* **Aim of the task**
Copy each line in the data that includes the word "SDTVAR".

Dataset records
◆ ◆ ◆ ◆

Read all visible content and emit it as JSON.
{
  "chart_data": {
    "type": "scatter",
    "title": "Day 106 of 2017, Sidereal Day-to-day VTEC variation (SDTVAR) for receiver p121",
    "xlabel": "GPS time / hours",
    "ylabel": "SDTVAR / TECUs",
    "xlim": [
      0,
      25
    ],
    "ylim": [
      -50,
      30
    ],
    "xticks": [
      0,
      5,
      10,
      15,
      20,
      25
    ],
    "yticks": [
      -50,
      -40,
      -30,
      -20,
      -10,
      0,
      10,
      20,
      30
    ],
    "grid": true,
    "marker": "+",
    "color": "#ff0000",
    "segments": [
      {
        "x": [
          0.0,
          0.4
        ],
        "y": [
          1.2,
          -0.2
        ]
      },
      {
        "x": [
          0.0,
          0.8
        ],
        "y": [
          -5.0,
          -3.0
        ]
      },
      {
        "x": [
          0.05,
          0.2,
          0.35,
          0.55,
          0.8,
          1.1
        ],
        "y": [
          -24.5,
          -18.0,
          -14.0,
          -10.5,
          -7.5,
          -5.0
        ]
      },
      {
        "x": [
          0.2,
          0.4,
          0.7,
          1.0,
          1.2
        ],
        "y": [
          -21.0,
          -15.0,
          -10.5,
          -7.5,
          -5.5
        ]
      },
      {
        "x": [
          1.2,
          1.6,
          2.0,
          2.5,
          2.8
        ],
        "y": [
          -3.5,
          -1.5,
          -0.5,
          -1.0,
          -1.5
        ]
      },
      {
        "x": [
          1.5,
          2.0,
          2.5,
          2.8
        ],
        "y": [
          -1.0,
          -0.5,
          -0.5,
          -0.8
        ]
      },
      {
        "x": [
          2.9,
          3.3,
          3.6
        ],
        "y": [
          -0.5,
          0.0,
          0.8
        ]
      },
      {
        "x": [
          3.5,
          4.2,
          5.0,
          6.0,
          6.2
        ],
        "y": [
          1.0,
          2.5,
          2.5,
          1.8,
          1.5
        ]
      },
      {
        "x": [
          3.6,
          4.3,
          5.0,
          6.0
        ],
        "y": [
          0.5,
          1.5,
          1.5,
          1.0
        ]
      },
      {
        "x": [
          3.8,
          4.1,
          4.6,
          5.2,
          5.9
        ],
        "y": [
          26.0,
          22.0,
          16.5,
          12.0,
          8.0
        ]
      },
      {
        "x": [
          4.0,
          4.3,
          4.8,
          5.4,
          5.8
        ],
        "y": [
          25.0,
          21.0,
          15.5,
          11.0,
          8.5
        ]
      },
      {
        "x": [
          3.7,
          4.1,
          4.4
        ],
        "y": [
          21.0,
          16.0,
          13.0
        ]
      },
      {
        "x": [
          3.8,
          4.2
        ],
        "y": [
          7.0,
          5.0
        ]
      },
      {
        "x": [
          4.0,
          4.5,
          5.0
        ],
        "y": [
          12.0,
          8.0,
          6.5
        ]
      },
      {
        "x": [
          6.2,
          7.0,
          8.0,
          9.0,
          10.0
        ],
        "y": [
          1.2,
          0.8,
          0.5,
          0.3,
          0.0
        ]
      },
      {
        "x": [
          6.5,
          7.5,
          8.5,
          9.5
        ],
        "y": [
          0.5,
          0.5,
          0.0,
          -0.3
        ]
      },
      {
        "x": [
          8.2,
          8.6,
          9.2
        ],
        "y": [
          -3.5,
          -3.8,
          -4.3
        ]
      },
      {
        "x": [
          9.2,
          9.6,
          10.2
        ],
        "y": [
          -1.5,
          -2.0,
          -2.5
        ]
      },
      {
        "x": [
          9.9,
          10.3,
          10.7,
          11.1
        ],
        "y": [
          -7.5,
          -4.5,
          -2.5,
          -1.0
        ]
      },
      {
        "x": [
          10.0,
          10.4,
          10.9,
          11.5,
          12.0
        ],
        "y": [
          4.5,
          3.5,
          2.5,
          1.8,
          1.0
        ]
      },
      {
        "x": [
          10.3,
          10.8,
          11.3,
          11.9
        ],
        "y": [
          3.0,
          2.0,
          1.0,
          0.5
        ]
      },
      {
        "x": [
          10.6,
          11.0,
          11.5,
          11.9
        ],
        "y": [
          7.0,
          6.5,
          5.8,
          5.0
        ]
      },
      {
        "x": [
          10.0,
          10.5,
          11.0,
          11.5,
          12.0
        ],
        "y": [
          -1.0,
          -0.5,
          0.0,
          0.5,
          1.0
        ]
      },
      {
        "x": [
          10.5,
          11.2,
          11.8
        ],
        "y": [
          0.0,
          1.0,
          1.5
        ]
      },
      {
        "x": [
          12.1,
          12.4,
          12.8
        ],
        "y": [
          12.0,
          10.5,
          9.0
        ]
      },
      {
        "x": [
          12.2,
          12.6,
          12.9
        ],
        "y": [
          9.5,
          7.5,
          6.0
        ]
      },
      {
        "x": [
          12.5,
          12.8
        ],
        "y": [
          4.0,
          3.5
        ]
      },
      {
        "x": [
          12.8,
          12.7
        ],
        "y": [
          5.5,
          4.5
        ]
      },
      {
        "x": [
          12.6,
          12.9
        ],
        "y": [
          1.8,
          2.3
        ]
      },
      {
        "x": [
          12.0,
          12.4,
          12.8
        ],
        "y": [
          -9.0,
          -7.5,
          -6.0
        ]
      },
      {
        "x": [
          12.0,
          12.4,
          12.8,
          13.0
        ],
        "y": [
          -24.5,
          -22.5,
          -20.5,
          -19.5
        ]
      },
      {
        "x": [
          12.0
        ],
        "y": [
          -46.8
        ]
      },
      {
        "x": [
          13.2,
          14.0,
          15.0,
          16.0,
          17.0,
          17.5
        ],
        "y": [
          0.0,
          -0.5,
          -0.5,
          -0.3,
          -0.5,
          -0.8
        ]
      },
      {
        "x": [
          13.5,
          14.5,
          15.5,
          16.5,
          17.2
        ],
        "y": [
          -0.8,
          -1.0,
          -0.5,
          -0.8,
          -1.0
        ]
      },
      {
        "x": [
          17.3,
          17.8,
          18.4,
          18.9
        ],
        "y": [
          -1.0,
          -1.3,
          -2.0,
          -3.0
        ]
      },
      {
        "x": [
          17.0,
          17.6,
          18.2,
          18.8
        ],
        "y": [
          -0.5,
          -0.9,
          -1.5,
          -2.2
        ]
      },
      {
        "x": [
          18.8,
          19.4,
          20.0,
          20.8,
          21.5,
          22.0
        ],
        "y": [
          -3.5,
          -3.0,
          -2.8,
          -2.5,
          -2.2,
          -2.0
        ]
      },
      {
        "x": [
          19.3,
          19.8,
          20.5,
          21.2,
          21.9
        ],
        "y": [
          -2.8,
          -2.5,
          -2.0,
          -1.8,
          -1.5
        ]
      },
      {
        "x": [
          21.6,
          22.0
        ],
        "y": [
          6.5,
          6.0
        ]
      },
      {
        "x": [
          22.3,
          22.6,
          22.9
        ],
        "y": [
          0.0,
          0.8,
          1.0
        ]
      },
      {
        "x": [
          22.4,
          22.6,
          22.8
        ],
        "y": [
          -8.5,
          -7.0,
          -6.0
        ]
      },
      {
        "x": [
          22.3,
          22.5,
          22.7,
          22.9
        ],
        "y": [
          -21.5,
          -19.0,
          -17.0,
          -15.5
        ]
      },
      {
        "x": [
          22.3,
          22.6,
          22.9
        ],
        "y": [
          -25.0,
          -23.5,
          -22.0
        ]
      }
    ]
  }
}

◆ ◆ ◆ ◆

* **Finished exercise**
    "title": "Day 106 of 2017, Sidereal Day-to-day VTEC variation (SDTVAR) for receiver p121",
    "ylabel": "SDTVAR / TECUs",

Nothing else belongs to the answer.